### Material for this exercise
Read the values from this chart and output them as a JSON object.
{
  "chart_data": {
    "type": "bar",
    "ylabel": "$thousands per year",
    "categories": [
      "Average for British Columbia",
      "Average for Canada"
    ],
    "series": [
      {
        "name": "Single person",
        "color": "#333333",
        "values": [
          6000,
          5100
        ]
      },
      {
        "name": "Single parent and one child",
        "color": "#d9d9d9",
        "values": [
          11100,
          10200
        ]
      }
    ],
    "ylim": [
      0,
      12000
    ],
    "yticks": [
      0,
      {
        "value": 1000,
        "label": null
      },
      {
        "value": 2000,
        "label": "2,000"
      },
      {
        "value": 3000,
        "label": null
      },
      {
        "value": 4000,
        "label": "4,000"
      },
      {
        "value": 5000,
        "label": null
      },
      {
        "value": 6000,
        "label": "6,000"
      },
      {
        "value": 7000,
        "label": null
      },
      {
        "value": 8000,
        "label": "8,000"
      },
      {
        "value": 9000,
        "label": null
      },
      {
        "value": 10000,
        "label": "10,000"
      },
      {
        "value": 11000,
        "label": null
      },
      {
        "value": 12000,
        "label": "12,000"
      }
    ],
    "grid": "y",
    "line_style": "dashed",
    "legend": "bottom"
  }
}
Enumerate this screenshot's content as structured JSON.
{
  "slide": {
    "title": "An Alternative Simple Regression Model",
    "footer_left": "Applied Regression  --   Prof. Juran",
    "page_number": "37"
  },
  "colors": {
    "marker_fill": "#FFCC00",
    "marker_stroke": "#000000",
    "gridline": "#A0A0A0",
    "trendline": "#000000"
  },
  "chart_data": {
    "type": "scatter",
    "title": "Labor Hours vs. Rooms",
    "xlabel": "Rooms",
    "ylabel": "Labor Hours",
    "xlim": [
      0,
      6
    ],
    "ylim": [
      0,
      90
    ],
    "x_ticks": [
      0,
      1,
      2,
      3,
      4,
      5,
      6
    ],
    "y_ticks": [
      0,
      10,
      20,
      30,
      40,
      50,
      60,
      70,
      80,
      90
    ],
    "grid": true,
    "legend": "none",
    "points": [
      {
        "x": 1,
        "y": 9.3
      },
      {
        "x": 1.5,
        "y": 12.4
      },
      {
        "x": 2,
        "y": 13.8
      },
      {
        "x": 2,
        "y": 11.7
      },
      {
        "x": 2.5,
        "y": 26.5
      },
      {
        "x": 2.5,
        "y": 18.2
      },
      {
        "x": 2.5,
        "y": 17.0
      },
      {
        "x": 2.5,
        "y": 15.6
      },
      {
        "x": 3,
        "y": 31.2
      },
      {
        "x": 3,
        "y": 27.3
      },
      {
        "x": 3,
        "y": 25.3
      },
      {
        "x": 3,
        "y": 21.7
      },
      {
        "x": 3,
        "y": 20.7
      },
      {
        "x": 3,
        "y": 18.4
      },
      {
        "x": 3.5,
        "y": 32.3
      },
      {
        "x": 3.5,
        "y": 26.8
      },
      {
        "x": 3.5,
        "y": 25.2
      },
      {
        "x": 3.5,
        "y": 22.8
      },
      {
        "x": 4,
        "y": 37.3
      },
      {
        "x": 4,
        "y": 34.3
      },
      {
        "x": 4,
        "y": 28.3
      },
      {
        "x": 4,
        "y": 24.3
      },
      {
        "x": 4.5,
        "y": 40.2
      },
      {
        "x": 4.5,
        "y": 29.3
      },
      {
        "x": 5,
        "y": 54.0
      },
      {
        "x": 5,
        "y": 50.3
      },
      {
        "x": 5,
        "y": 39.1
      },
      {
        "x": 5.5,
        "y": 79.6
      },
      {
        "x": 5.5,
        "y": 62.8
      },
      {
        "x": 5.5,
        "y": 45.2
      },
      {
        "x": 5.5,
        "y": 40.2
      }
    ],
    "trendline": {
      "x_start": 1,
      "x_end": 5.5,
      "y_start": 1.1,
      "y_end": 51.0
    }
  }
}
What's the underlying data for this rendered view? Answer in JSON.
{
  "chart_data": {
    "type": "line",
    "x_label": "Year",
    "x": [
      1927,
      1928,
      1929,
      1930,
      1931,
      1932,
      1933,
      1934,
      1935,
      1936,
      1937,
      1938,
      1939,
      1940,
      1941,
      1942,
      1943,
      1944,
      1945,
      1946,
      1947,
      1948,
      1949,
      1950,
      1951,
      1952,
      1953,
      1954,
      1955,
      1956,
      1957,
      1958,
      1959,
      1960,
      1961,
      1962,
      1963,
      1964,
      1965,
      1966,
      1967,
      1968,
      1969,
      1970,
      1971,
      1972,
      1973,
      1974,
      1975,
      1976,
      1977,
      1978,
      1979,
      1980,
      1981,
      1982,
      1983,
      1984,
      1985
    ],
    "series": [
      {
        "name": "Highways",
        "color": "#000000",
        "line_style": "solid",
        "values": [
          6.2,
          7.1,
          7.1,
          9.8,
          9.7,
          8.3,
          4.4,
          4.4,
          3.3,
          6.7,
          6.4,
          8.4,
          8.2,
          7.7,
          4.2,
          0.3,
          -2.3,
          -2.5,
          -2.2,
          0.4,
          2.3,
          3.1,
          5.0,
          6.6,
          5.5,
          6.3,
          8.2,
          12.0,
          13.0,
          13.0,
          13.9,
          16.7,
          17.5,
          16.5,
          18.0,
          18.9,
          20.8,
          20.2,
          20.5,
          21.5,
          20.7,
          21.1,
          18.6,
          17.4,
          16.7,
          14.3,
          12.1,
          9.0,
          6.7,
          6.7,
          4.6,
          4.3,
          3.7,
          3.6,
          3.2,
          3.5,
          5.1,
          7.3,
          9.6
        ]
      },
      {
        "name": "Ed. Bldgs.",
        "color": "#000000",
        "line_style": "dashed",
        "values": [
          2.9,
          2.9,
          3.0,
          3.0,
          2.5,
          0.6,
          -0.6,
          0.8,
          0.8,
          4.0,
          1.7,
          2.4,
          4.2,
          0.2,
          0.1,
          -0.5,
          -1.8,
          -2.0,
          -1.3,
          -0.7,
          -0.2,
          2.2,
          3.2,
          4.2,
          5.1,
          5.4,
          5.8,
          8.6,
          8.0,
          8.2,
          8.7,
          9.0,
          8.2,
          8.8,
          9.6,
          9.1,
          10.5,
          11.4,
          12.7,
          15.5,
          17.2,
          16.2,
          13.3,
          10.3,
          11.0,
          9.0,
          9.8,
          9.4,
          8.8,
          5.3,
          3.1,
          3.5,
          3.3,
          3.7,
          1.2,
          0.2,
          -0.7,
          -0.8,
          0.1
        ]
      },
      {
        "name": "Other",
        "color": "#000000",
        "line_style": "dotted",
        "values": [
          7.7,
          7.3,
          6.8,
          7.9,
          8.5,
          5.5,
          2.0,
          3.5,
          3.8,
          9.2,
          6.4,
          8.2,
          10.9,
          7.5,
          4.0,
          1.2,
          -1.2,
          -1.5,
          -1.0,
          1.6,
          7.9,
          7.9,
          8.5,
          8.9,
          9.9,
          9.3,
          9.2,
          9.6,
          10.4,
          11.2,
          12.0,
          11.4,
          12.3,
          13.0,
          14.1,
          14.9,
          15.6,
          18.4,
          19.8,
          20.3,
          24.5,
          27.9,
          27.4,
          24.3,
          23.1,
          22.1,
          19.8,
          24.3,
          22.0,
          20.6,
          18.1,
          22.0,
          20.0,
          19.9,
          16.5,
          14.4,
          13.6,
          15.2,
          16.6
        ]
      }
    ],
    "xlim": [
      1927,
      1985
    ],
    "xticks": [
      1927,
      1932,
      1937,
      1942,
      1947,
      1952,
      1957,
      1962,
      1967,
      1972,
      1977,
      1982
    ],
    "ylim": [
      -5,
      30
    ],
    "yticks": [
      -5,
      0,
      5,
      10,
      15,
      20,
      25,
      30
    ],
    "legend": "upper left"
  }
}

### Work to complete
From the preceding material, extract every line exactly.

### Final answer
Read the values from this chart and output them as a JSON object.
{
  "chart_data": {
    "type": "bar",
    "ylabel": "$thousands per year",
    "categories": [
      "Average for British Columbia",
      "Average for Canada"
    ],
    "series": [
      {
        "name": "Single person",
        "color": "#333333",
        "values": [
          6000,
          5100
        ]
      },
      {
        "name": "Single parent and one child",
        "color": "#d9d9d9",
        "values": [
          11100,
          10200
        ]
      }
    ],
    "ylim": [
      0,
      12000
    ],
    "yticks": [
      0,
      {
        "value": 1000,
        "label": null
      },
      {
        "value": 2000,
        "label": "2,000"
      },
      {
        "value": 3000,
        "label": null
      },
      {
        "value": 4000,
        "label": "4,000"
      },
      {
        "value": 5000,
        "label": null
      },
      {
        "value": 6000,
        "label": "6,000"
      },
      {
        "value": 7000,
        "label": null
      },
      {
        "value": 8000,
        "label": "8,000"
      },
      {
        "value": 9000,
        "label": null
      },
      {
        "value": 10000,
        "label": "10,000"
      },
      {
        "value": 11000,
        "label": null
      },
      {
        "value": 12000,
        "label": "12,000"
      }
    ],
    "grid": "y",
    "line_style": "dashed",
    "legend": "bottom"
  }
}
Enumerate this screenshot's content as structured JSON.
{
  "slide": {
    "title": "An Alternative Simple Regression Model",
    "footer_left": "Applied Regression  --   Prof. Juran",
    "page_number": "37"
  },
  "colors": {
    "marker_fill": "#FFCC00",
    "marker_stroke": "#000000",
    "gridline": "#A0A0A0",
    "trendline": "#000000"
  },
  "chart_data": {
    "type": "scatter",
    "title": "Labor Hours vs. Rooms",
    "xlabel": "Rooms",
    "ylabel": "Labor Hours",
    "xlim": [
      0,
      6
    ],
    "ylim": [
      0,
      90
    ],
    "x_ticks": [
      0,
      1,
      2,
      3,
      4,
      5,
      6
    ],
    "y_ticks": [
      0,
      10,
      20,
      30,
      40,
      50,
      60,
      70,
      80,
      90
    ],
    "grid": true,
    "legend": "none",
    "points": [
      {
        "x": 1,
        "y": 9.3
      },
      {
        "x": 1.5,
        "y": 12.4
      },
      {
        "x": 2,
        "y": 13.8
      },
      {
        "x": 2,
        "y": 11.7
      },
      {
        "x": 2.5,
        "y": 26.5
      },
      {
        "x": 2.5,
        "y": 18.2
      },
      {
        "x": 2.5,
        "y": 17.0
      },
      {
        "x": 2.5,
        "y": 15.6
      },
      {
        "x": 3,
        "y": 31.2
      },
      {
        "x": 3,
        "y": 27.3
      },
      {
        "x": 3,
        "y": 25.3
      },
      {
        "x": 3,
        "y": 21.7
      },
      {
        "x": 3,
        "y": 20.7
      },
      {
        "x": 3,
        "y": 18.4
      },
      {
        "x": 3.5,
        "y": 32.3
      },
      {
        "x": 3.5,
        "y": 26.8
      },
      {
        "x": 3.5,
        "y": 25.2
      },
      {
        "x": 3.5,
        "y": 22.8
      },
      {
        "x": 4,
        "y": 37.3
      },
      {
        "x": 4,
        "y": 34.3
      },
      {
        "x": 4,
        "y": 28.3
      },
      {
        "x": 4,
        "y": 24.3
      },
      {
        "x": 4.5,
        "y": 40.2
      },
      {
        "x": 4.5,
        "y": 29.3
      },
      {
        "x": 5,
        "y": 54.0
      },
      {
        "x": 5,
        "y": 50.3
      },
      {
        "x": 5,
        "y": 39.1
      },
      {
        "x": 5.5,
        "y": 79.6
      },
      {
        "x": 5.5,
        "y": 62.8
      },
      {
        "x": 5.5,
        "y": 45.2
      },
      {
        "x": 5.5,
        "y": 40.2
      }
    ],
    "trendline": {
      "x_start": 1,
      "x_end": 5.5,
      "y_start": 1.1,
      "y_end": 51.0
    }
  }
}
What's the underlying data for this rendered view? Answer in JSON.
{
  "chart_data": {
    "type": "line",
    "x_label": "Year",
    "x": [
      1927,
      1928,
      1929,
      1930,
      1931,
      1932,
      1933,
      1934,
      1935,
      1936,
      1937,
      1938,
      1939,
      1940,
      1941,
      1942,
      1943,
      1944,
      1945,
      1946,
      1947,
      1948,
      1949,
      1950,
      1951,
      1952,
      1953,
      1954,
      1955,
      1956,
      1957,
      1958,
      1959,
      1960,
      1961,
      1962,
      1963,
      1964,
      1965,
      1966,
      1967,
      1968,
      1969,
      1970,
      1971,
      1972,
      1973,
      1974,
      1975,
      1976,
      1977,
      1978,
      1979,
      1980,
      1981,
      1982,
      1983,
      1984,
      1985
    ],
    "series": [
      {
        "name": "Highways",
        "color": "#000000",
        "line_style": "solid",
        "values": [
          6.2,
          7.1,
          7.1,
          9.8,
          9.7,
          8.3,
          4.4,
          4.4,
          3.3,
          6.7,
          6.4,
          8.4,
          8.2,
          7.7,
          4.2,
          0.3,
          -2.3,
          -2.5,
          -2.2,
          0.4,
          2.3,
          3.1,
          5.0,
          6.6,
          5.5,
          6.3,
          8.2,
          12.0,
          13.0,
          13.0,
          13.9,
          16.7,
          17.5,
          16.5,
          18.0,
          18.9,
          20.8,
          20.2,
          20.5,
          21.5,
          20.7,
          21.1,
          18.6,
          17.4,
          16.7,
          14.3,
          12.1,
          9.0,
          6.7,
          6.7,
          4.6,
          4.3,
          3.7,
          3.6,
          3.2,
          3.5,
          5.1,
          7.3,
          9.6
        ]
      },
      {
        "name": "Ed. Bldgs.",
        "color": "#000000",
        "line_style": "dashed",
        "values": [
          2.9,
          2.9,
          3.0,
          3.0,
          2.5,
          0.6,
          -0.6,
          0.8,
          0.8,
          4.0,
          1.7,
          2.4,
          4.2,
          0.2,
          0.1,
          -0.5,
          -1.8,
          -2.0,
          -1.3,
          -0.7,
          -0.2,
          2.2,
          3.2,
          4.2,
          5.1,
          5.4,
          5.8,
          8.6,
          8.0,
          8.2,
          8.7,
          9.0,
          8.2,
          8.8,
          9.6,
          9.1,
          10.5,
          11.4,
          12.7,
          15.5,
          17.2,
          16.2,
          13.3,
          10.3,
          11.0,
          9.0,
          9.8,
          9.4,
          8.8,
          5.3,
          3.1,
          3.5,
          3.3,
          3.7,
          1.2,
          0.2,
          -0.7,
          -0.8,
          0.1
        ]
      },
      {
        "name": "Other",
        "color": "#000000",
        "line_style": "dotted",
        "values": [
          7.7,
          7.3,
          6.8,
          7.9,
          8.5,
          5.5,
          2.0,
          3.5,
          3.8,
          9.2,
          6.4,
          8.2,
          10.9,
          7.5,
          4.0,
          1.2,
          -1.2,
          -1.5,
          -1.0,
          1.6,
          7.9,
          7.9,
          8.5,
          8.9,
          9.9,
          9.3,
          9.2,
          9.6,
          10.4,
          11.2,
          12.0,
          11.4,
          12.3,
          13.0,
          14.1,
          14.9,
          15.6,
          18.4,
          19.8,
          20.3,
          24.5,
          27.9,
          27.4,
          24.3,
          23.1,
          22.1,
          19.8,
          24.3,
          22.0,
          20.6,
          18.1,
          22.0,
          20.0,
          19.9,
          16.5,
          14.4,
          13.6,
          15.2,
          16.6
        ]
      }
    ],
    "xlim": [
      1927,
      1985
    ],
    "xticks": [
      1927,
      1932,
      1937,
      1942,
      1947,
      1952,
      1957,
      1962,
      1967,
      1972,
      1977,
      1982
    ],
    "ylim": [
      -5,
      30
    ],
    "yticks": [
      -5,
      0,
      5,
      10,
      15,
      20,
      25,
      30
    ],
    "legend": "upper left"
  }
}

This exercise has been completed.